• [WHAT YOU NEED TO DO]:
A. On the JSON Validator page, what does permissive mode remove before validating?
B. Please reproduce word for word the stretch of the JSON Validator page from "The most common validation" through "the parser stopped.".
C. Resume the JSON Validator page after its last sentence.

• [TEXT EXCERPT]:

···

JSON Validator
Validate JSON syntax online and get exact error line numbers with column positions. Works on minified or formatted JSON — no signup required.
About the JSON Validator
The DevToolHeaven JSON Validator checks your JSON data against the official JSON specification and reports any syntax errors with exact line and column numbers. Unlike a formatter, the validator focuses entirely on correctness — giving you a clear, actionable report of what is valid and what needs fixing.
Use strict mode for standard JSON files like API responses and data files. Switch to permissive mode for configuration files like tsconfig.json or .eslintrc that use JSON with comments or trailing commas. Permissive mode strips single-line (//) and multi-line (/* */) comments and removes trailing commas before validating, making it compatible with JSONC and JSON5 formats.
The most common validation failures are: trailing commas after the last element in an object or array, single-quoted strings (JSON requires double quotes), unquoted property names, JavaScript-style comments, undefined or NaN values, and mismatched or missing brackets. Each of these is reported with the specific line and column where the parser stopped.
Understanding error positions prevents confusion. When JSON is invalid, the reported line and column indicate where the parser gave up — which is often one character after the actual mistake. A missing comma on line 5 might be reported at the beginning of line 6. Reading back one token from the error position usually reveals the true cause.
JSON validation is a critical step in API development, CI/CD pipelines, and data ingestion workflows. Validating API responses before parsing them prevents runtime exceptions. Validating configuration files before deployment catches typos before they cause outages. For structural validation — checking field names, types, and value constraints — look into JSON Schema.
All validation happens entirely in your browser. No data is ever sent to a server — your API tokens, credentials, or proprietary configuration values are never transmitted anywhere.
Frequently Asked Questions
JSON validation checks whether a string of text conforms to the JSON specification. Valid JSON must use double quotes for strings, have no trailing commas, no comments, and properly matched brackets and braces.
The most common JSON errors are: missing or extra commas, single quotes instead of double quotes, trailing commas after the last item, unquoted property names, JavaScript-style comments, and mismatched or missing brackets.
Strict mode follows the official JSON specification exactly. Permissive mode strips JavaScript comments and trailing commas before validating, which is useful for JSON5 or JSONC formats used in configuration files like tsconfig.json.

···

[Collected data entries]
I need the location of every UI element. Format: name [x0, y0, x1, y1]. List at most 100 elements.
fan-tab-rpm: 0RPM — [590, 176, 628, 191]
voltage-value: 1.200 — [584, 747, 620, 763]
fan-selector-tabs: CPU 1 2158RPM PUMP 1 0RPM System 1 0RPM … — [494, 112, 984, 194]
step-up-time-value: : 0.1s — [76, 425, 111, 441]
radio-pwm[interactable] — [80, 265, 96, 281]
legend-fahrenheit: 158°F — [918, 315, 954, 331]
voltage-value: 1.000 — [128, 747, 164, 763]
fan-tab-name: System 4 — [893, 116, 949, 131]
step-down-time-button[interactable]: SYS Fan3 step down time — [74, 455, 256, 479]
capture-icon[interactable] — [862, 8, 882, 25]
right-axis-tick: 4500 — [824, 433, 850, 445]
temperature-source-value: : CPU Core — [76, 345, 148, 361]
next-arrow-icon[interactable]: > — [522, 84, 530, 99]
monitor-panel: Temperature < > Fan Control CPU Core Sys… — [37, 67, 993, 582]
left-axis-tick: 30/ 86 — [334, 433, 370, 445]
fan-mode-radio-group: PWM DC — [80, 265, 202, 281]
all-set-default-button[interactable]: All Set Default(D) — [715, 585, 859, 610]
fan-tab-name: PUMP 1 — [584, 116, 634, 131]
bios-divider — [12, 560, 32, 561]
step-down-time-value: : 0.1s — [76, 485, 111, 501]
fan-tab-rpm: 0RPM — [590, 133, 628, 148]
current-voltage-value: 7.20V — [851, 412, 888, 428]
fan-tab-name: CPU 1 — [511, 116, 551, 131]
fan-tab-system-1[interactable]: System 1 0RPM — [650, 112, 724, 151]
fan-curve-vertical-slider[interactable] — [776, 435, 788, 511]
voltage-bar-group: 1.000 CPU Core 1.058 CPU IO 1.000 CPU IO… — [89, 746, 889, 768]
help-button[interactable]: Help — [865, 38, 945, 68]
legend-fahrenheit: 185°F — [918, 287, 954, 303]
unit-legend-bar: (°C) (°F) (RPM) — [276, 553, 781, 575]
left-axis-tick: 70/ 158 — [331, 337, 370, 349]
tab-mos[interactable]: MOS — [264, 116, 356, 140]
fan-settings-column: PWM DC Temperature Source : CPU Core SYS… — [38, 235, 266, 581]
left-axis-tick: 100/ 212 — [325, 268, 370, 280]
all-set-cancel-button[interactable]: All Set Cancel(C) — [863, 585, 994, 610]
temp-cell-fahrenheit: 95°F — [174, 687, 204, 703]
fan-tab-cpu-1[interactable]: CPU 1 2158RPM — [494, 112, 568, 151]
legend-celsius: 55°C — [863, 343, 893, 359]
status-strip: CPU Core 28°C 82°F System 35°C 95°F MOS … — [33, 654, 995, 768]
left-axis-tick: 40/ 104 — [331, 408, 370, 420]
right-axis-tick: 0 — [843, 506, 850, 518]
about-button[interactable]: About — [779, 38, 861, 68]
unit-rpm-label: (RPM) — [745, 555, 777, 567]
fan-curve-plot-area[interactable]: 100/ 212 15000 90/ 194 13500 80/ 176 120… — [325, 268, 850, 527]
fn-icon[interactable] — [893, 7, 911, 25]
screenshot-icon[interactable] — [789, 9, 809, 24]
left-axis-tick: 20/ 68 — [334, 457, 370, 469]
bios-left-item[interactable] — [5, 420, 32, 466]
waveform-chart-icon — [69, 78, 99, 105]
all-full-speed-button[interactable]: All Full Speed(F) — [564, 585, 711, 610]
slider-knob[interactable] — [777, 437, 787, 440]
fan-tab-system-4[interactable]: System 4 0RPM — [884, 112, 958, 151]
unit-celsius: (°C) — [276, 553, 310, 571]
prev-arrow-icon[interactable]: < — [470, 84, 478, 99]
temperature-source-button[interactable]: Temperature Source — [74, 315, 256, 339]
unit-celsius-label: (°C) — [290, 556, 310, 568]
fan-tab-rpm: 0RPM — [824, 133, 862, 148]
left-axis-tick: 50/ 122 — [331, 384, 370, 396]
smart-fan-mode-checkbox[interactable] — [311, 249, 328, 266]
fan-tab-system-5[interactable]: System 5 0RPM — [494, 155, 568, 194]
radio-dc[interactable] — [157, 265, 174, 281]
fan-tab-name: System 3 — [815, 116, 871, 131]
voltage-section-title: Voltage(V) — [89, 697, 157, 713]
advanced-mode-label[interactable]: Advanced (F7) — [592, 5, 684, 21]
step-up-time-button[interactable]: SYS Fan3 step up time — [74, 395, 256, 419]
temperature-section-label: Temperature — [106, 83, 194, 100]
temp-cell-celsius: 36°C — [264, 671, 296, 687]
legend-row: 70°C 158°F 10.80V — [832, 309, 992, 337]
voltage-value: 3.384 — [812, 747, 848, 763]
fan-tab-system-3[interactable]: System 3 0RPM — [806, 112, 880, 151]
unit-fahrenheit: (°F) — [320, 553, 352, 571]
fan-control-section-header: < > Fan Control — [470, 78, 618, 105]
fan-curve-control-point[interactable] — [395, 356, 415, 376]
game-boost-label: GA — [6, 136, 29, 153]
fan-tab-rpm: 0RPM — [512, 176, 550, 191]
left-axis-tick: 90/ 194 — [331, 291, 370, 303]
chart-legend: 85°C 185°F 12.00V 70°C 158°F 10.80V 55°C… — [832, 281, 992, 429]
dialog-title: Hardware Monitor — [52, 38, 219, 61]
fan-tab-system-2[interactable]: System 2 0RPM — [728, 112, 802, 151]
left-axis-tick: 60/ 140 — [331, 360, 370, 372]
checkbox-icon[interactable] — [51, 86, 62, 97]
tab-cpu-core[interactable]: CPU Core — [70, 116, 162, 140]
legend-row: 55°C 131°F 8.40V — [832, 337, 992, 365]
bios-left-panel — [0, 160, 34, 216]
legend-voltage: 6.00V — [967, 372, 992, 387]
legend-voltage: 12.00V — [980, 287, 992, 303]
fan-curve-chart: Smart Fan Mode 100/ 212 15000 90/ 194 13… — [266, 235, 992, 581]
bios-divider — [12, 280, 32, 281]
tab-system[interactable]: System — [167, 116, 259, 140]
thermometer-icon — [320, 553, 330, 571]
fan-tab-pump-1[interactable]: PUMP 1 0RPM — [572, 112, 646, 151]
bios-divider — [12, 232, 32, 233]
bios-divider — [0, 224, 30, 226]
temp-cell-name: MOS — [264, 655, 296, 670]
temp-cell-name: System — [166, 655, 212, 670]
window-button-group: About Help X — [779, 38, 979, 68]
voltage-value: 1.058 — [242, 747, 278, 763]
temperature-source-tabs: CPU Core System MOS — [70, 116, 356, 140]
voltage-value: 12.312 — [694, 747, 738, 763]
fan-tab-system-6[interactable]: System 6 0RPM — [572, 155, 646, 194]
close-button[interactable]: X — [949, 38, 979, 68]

···

• [RESPONSES IN ORDER]:
A. It strips single-line (//) and multi-line (/* */) comments and removes trailing commas.

B.
The most common validation failures are: trailing commas after the last element in an object or array, single-quoted strings (JSON requires double quotes), unquoted property names, JavaScript-style comments, undefined or NaN values, and mismatched or missing brackets. Each of these is reported with the specific line and column where the parser stopped.

C.
Standard JSON does not support comments. However, some configuration file formats like JSONC (JSON with Comments) and JSON5 do allow comments. Use permissive mode on this validator to handle those formats.
When JSON is invalid, the validator shows the exact line and column where the error was detected. Note that the error is often just after the actual mistake — for example a missing comma on line 5 might be reported at the start of line 6.
The JSON Validator focuses purely on checking whether JSON is valid and reporting errors clearly. The JSON Formatter also validates but additionally reformats the output with indentation. Use the Validator when you just need a quick syntax check.
This tool validates JSON syntax — confirming it is correctly formatted per the JSON specification. Schema validation (checking that required fields exist, data types are correct, values are within allowed ranges) is a separate concern handled by JSON Schema (draft-07, 2019-09, 2020-12). Libraries like Ajv (JavaScript) or jsonschema (Python) are commonly used for schema validation in code.
JSON validation confirms a document conforms to the JSON specification — it is either valid or invalid. JSON linting typically goes further, enforcing style rules like key ordering, maximum nesting depth, or line length limits. For pure syntax checking, this validator is sufficient. For enforcing team coding standards, tools like Prettier or ESLint with a JSON plugin are more appropriate.
Use JSON.parse() wrapped in a try/catch: try { const data = JSON.parse(responseText); } catch (e) { console.error("Invalid JSON:", e.message); }. For more detailed error positions, paste the response into this validator — it shows the exact line and column of the problem.
JSON5 is a superset of JSON that adds JavaScript-style comments, trailing commas, single-quoted strings, and unquoted keys. It is NOT valid standard JSON. Tools like VS Code use JSON5 for tsconfig.json and settings files. Use the Permissive mode on this validator to strip JSON5 features before validating.
Your application may be using a stricter parser, or the JSON may contain invisible characters like a UTF-8 BOM (byte order mark) at the start of the file. Try pasting directly from your application rather than copying from a browser view. Also check that the Content-Type header is set to application/json if validating an API response.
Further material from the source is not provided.